___ Reading text

Betty H.C. Cheng is a professor in the Department of Computer Science and Engineering at Michigan State University. Her research interests include self-adaptive systems, requirements engineering, model-driven engineering, automated software engineering, and harnessing evolutionary computation to address software engineering problems.
These research areas are used to support the development of high-assurance adaptive systems that must continuously deliver acceptable behavior, even in the face of environmental and system uncertainty. Example applications include intelligent transportation and vehicle systems. She collaborates extensively with industrial partners in her research projects in order to ensure real-world relevance of her research and to facilitate technology exchange between academia and industry.
Previously, Cheng was awarded a NASA/JPL Faculty Fellowship to investigate the use of new software engineering techniques for a portion of the shuttle software. She works extensively with industrial collaborators, including one sabbatical working with the Motorola Software Labs investigating automated analysis techniques of specifications of telecommunication systems.
Cheng was awarded an international faculty scholarship to explore research techniques for specifying and managing uncertainty in high-assurance systems. She is currently on sabbatical, launching new projects in the area of model-driven approaches to sustainability, cybersecurity for automotive systems, and feature interaction detection and mitigation for autonomic systems, all in the context of operating under uncertainty while maintaining assurance objectives.

______

* **Written instruction 1**: Write out the part of the faculty profile above, starting with "Betty H.C. Cheng" and going on through "academia and industry.".
* **Written instruction 2**: According to the faculty profile, whose software labs did Cheng work with during one sabbatical?

___ Stored data

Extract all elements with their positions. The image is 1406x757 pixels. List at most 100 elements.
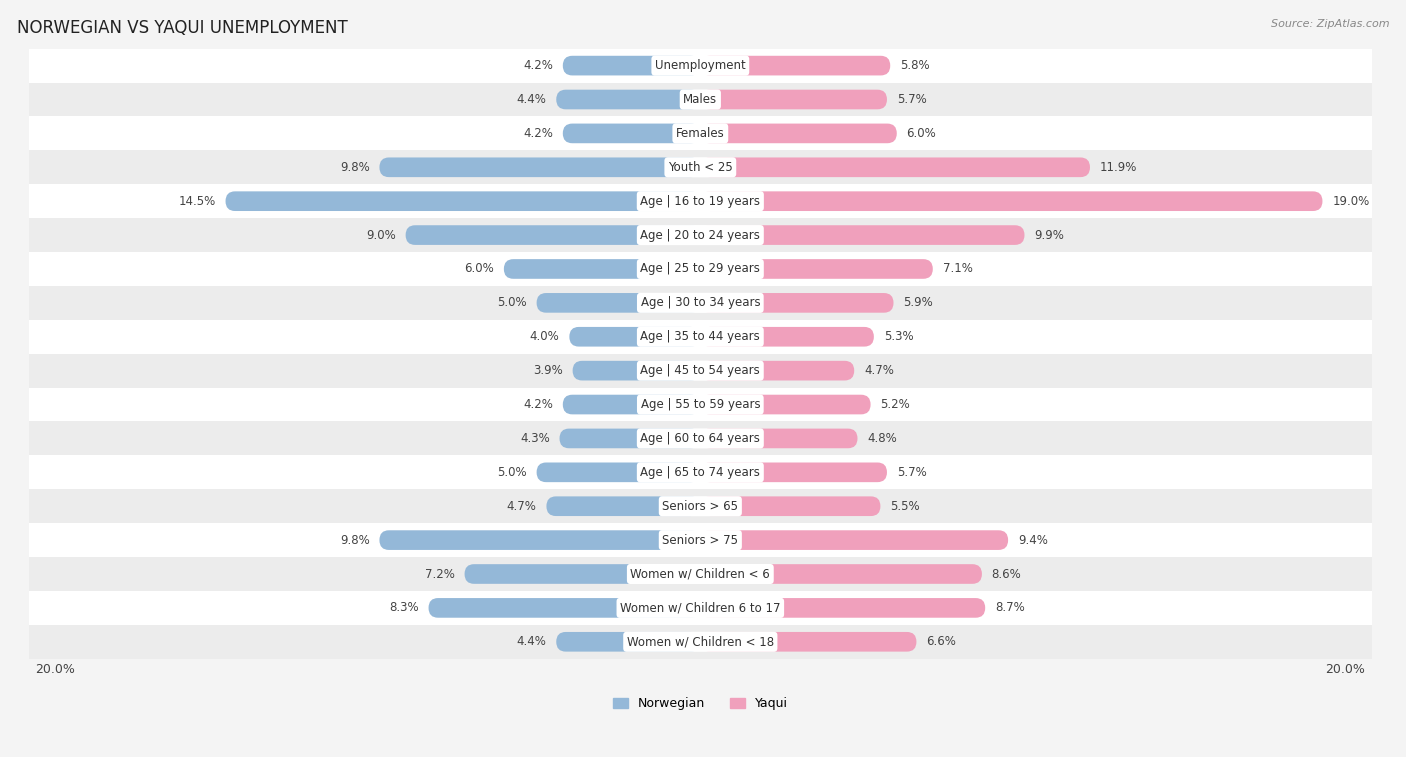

______

* **Worked solution 1**:
Betty H.C. Cheng is a professor in the Department of Computer Science and Engineering at Michigan State University. Her research interests include self-adaptive systems, requirements engineering, model-driven engineering, automated software engineering, and harnessing evolutionary computation to address software engineering problems.
These research areas are used to support the development of high-assurance adaptive systems that must continuously deliver acceptable behavior, even in the face of environmental and system uncertainty. Example applications include intelligent transportation and vehicle systems. She collaborates extensively with industrial partners in her research projects in order to ensure real-world relevance of her research and to facilitate technology exchange between academia and industry.

* **Worked solution 2**: The Motorola Software Labs.